**Directions for this task**
What follows is a set of records, each of which is to be written out exactly.

— begin Stored rows —

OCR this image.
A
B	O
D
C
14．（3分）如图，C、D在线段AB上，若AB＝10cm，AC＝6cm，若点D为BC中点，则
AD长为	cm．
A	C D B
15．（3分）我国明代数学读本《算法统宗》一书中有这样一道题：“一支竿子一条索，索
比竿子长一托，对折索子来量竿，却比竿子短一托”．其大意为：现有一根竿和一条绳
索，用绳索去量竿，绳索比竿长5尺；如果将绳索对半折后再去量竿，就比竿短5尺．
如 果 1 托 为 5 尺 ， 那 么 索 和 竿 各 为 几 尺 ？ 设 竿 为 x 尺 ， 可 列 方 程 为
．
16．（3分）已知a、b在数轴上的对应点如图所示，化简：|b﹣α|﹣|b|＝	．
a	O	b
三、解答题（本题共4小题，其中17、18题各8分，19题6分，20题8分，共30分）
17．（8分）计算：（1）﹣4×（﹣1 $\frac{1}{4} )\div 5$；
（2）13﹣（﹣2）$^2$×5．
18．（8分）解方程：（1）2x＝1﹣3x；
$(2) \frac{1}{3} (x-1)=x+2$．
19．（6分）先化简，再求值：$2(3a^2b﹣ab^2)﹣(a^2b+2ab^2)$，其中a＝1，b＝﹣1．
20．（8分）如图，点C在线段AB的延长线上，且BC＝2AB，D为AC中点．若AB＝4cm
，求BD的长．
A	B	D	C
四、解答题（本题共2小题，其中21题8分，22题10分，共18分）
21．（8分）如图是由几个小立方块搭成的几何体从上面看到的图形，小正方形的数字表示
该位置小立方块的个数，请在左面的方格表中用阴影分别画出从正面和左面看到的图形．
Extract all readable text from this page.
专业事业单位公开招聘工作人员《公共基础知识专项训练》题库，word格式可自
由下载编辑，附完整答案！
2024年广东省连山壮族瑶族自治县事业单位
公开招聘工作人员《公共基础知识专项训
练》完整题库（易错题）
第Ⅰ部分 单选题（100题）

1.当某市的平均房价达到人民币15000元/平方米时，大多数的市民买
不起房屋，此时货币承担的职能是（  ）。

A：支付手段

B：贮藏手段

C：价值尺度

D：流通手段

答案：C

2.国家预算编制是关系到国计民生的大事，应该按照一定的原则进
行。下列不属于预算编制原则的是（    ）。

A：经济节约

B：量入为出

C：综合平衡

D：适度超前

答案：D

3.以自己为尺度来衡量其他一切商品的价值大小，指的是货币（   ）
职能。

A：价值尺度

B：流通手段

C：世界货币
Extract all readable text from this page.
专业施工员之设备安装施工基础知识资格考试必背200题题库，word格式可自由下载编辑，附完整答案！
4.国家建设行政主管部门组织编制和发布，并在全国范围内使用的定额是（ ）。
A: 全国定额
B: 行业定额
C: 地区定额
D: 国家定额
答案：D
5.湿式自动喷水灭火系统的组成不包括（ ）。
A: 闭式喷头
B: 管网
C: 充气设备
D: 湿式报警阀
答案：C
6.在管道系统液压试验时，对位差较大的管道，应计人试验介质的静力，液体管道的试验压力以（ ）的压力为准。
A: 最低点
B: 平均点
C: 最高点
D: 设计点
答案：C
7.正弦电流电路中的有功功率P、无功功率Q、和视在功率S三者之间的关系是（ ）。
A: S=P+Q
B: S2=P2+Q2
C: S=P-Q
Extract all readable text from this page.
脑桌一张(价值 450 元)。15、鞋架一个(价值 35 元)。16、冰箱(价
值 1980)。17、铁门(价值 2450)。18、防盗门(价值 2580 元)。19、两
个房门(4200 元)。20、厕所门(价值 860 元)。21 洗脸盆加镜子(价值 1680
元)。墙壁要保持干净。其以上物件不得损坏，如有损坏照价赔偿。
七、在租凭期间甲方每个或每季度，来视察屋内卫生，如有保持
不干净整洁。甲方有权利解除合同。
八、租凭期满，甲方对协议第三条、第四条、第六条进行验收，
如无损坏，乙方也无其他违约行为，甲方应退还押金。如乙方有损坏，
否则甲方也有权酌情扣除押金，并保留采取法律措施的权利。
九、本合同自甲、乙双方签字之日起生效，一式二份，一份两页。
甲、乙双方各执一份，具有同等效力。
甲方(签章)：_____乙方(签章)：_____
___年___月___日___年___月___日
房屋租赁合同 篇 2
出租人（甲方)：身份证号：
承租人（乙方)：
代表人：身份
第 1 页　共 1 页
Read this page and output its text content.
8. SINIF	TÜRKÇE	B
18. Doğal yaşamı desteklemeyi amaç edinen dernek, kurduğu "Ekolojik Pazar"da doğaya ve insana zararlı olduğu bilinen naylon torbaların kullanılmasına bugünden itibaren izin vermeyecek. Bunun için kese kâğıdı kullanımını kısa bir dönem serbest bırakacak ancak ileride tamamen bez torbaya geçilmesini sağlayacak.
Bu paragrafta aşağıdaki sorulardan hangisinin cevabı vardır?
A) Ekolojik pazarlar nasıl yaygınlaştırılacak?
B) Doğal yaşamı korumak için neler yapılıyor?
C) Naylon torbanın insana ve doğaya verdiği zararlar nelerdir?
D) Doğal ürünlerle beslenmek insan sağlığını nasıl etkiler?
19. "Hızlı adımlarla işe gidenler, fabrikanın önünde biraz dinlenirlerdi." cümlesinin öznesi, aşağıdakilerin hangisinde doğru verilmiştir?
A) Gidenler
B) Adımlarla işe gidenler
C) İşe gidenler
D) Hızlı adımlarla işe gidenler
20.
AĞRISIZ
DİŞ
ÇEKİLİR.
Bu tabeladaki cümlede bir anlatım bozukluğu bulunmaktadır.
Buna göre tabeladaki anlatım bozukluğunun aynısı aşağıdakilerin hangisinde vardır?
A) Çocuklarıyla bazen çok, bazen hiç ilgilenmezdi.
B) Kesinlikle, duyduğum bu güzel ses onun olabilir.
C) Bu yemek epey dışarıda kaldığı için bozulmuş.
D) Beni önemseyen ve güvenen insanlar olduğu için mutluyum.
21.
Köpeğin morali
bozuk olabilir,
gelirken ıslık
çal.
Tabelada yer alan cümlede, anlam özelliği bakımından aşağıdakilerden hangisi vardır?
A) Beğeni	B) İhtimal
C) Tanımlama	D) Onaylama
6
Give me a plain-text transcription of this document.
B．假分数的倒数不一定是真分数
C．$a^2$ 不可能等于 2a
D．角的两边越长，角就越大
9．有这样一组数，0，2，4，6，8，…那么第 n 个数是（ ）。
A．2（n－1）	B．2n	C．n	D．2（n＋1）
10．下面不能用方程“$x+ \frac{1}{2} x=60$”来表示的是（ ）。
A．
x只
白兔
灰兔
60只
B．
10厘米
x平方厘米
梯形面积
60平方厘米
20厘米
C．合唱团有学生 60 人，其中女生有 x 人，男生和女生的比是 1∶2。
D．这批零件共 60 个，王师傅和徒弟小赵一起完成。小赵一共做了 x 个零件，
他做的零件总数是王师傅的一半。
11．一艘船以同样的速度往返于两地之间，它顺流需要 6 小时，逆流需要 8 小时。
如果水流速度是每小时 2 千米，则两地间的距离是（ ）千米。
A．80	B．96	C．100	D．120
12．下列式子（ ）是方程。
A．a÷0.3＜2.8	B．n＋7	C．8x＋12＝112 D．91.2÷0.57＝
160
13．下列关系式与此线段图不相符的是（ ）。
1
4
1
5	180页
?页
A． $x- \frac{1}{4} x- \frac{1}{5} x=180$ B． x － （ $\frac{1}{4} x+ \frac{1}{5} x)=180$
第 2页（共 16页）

— end Stored rows —

**Exercise result**
OCR this image.
A
B	O
D
C
14．（3分）如图，C、D在线段AB上，若AB＝10cm，AC＝6cm，若点D为BC中点，则
AD长为	cm．
A	C D B
15．（3分）我国明代数学读本《算法统宗》一书中有这样一道题：“一支竿子一条索，索
比竿子长一托，对折索子来量竿，却比竿子短一托”．其大意为：现有一根竿和一条绳
索，用绳索去量竿，绳索比竿长5尺；如果将绳索对半折后再去量竿，就比竿短5尺．
如 果 1 托 为 5 尺 ， 那 么 索 和 竿 各 为 几 尺 ？ 设 竿 为 x 尺 ， 可 列 方 程 为
．
16．（3分）已知a、b在数轴上的对应点如图所示，化简：|b﹣α|﹣|b|＝	．
a	O	b
三、解答题（本题共4小题，其中17、18题各8分，19题6分，20题8分，共30分）
17．（8分）计算：（1）﹣4×（﹣1 $\frac{1}{4} )\div 5$；
（2）13﹣（﹣2）$^2$×5．
18．（8分）解方程：（1）2x＝1﹣3x；
$(2) \frac{1}{3} (x-1)=x+2$．
19．（6分）先化简，再求值：$2(3a^2b﹣ab^2)﹣(a^2b+2ab^2)$，其中a＝1，b＝﹣1．
20．（8分）如图，点C在线段AB的延长线上，且BC＝2AB，D为AC中点．若AB＝4cm
，求BD的长．
A	B	D	C
四、解答题（本题共2小题，其中21题8分，22题10分，共18分）
21．（8分）如图是由几个小立方块搭成的几何体从上面看到的图形，小正方形的数字表示
该位置小立方块的个数，请在左面的方格表中用阴影分别画出从正面和左面看到的图形．
Extract all readable text from this page.
专业事业单位公开招聘工作人员《公共基础知识专项训练》题库，word格式可自
由下载编辑，附完整答案！
2024年广东省连山壮族瑶族自治县事业单位
公开招聘工作人员《公共基础知识专项训
练》完整题库（易错题）
第Ⅰ部分 单选题（100题）

1.当某市的平均房价达到人民币15000元/平方米时，大多数的市民买
不起房屋，此时货币承担的职能是（  ）。

A：支付手段

B：贮藏手段

C：价值尺度

D：流通手段

答案：C

2.国家预算编制是关系到国计民生的大事，应该按照一定的原则进
行。下列不属于预算编制原则的是（    ）。

A：经济节约

B：量入为出

C：综合平衡

D：适度超前

答案：D

3.以自己为尺度来衡量其他一切商品的价值大小，指的是货币（   ）
职能。

A：价值尺度

B：流通手段

C：世界货币
Extract all readable text from this page.
专业施工员之设备安装施工基础知识资格考试必背200题题库，word格式可自由下载编辑，附完整答案！
4.国家建设行政主管部门组织编制和发布，并在全国范围内使用的定额是（ ）。
A: 全国定额
B: 行业定额
C: 地区定额
D: 国家定额
答案：D
5.湿式自动喷水灭火系统的组成不包括（ ）。
A: 闭式喷头
B: 管网
C: 充气设备
D: 湿式报警阀
答案：C
6.在管道系统液压试验时，对位差较大的管道，应计人试验介质的静力，液体管道的试验压力以（ ）的压力为准。
A: 最低点
B: 平均点
C: 最高点
D: 设计点
答案：C
7.正弦电流电路中的有功功率P、无功功率Q、和视在功率S三者之间的关系是（ ）。
A: S=P+Q
B: S2=P2+Q2
C: S=P-Q
Extract all readable text from this page.
脑桌一张(价值 450 元)。15、鞋架一个(价值 35 元)。16、冰箱(价
值 1980)。17、铁门(价值 2450)。18、防盗门(价值 2580 元)。19、两
个房门(4200 元)。20、厕所门(价值 860 元)。21 洗脸盆加镜子(价值 1680
元)。墙壁要保持干净。其以上物件不得损坏，如有损坏照价赔偿。
七、在租凭期间甲方每个或每季度，来视察屋内卫生，如有保持
不干净整洁。甲方有权利解除合同。
八、租凭期满，甲方对协议第三条、第四条、第六条进行验收，
如无损坏，乙方也无其他违约行为，甲方应退还押金。如乙方有损坏，
否则甲方也有权酌情扣除押金，并保留采取法律措施的权利。
九、本合同自甲、乙双方签字之日起生效，一式二份，一份两页。
甲、乙双方各执一份，具有同等效力。
甲方(签章)：_____乙方(签章)：_____
___年___月___日___年___月___日
房屋租赁合同 篇 2
出租人（甲方)：身份证号：
承租人（乙方)：
代表人：身份
第 1 页　共 1 页
Read this page and output its text content.
8. SINIF	TÜRKÇE	B
18. Doğal yaşamı desteklemeyi amaç edinen dernek, kurduğu "Ekolojik Pazar"da doğaya ve insana zararlı olduğu bilinen naylon torbaların kullanılmasına bugünden itibaren izin vermeyecek. Bunun için kese kâğıdı kullanımını kısa bir dönem serbest bırakacak ancak ileride tamamen bez torbaya geçilmesini sağlayacak.
Bu paragrafta aşağıdaki sorulardan hangisinin cevabı vardır?
A) Ekolojik pazarlar nasıl yaygınlaştırılacak?
B) Doğal yaşamı korumak için neler yapılıyor?
C) Naylon torbanın insana ve doğaya verdiği zararlar nelerdir?
D) Doğal ürünlerle beslenmek insan sağlığını nasıl etkiler?
19. "Hızlı adımlarla işe gidenler, fabrikanın önünde biraz dinlenirlerdi." cümlesinin öznesi, aşağıdakilerin hangisinde doğru verilmiştir?
A) Gidenler
B) Adımlarla işe gidenler
C) İşe gidenler
D) Hızlı adımlarla işe gidenler
20.
AĞRISIZ
DİŞ
ÇEKİLİR.
Bu tabeladaki cümlede bir anlatım bozukluğu bulunmaktadır.
Buna göre tabeladaki anlatım bozukluğunun aynısı aşağıdakilerin hangisinde vardır?
A) Çocuklarıyla bazen çok, bazen hiç ilgilenmezdi.
B) Kesinlikle, duyduğum bu güzel ses onun olabilir.
C) Bu yemek epey dışarıda kaldığı için bozulmuş.
D) Beni önemseyen ve güvenen insanlar olduğu için mutluyum.
21.
Köpeğin morali
bozuk olabilir,
gelirken ıslık
çal.
Tabelada yer alan cümlede, anlam özelliği bakımından aşağıdakilerden hangisi vardır?
A) Beğeni	B) İhtimal
C) Tanımlama	D) Onaylama
6
Give me a plain-text transcription of this document.
B．假分数的倒数不一定是真分数
C．$a^2$ 不可能等于 2a
D．角的两边越长，角就越大
9．有这样一组数，0，2，4，6，8，…那么第 n 个数是（ ）。
A．2（n－1）	B．2n	C．n	D．2（n＋1）
10．下面不能用方程“$x+ \frac{1}{2} x=60$”来表示的是（ ）。
A．
x只
白兔
灰兔
60只
B．
10厘米
x平方厘米
梯形面积
60平方厘米
20厘米
C．合唱团有学生 60 人，其中女生有 x 人，男生和女生的比是 1∶2。
D．这批零件共 60 个，王师傅和徒弟小赵一起完成。小赵一共做了 x 个零件，
他做的零件总数是王师傅的一半。
11．一艘船以同样的速度往返于两地之间，它顺流需要 6 小时，逆流需要 8 小时。
如果水流速度是每小时 2 千米，则两地间的距离是（ ）千米。
A．80	B．96	C．100	D．120
12．下列式子（ ）是方程。
A．a÷0.3＜2.8	B．n＋7	C．8x＋12＝112 D．91.2÷0.57＝
160
13．下列关系式与此线段图不相符的是（ ）。
1
4
1
5	180页
?页
A． $x- \frac{1}{4} x- \frac{1}{5} x=180$ B． x － （ $\frac{1}{4} x+ \frac{1}{5} x)=180$
第 2页（共 16页）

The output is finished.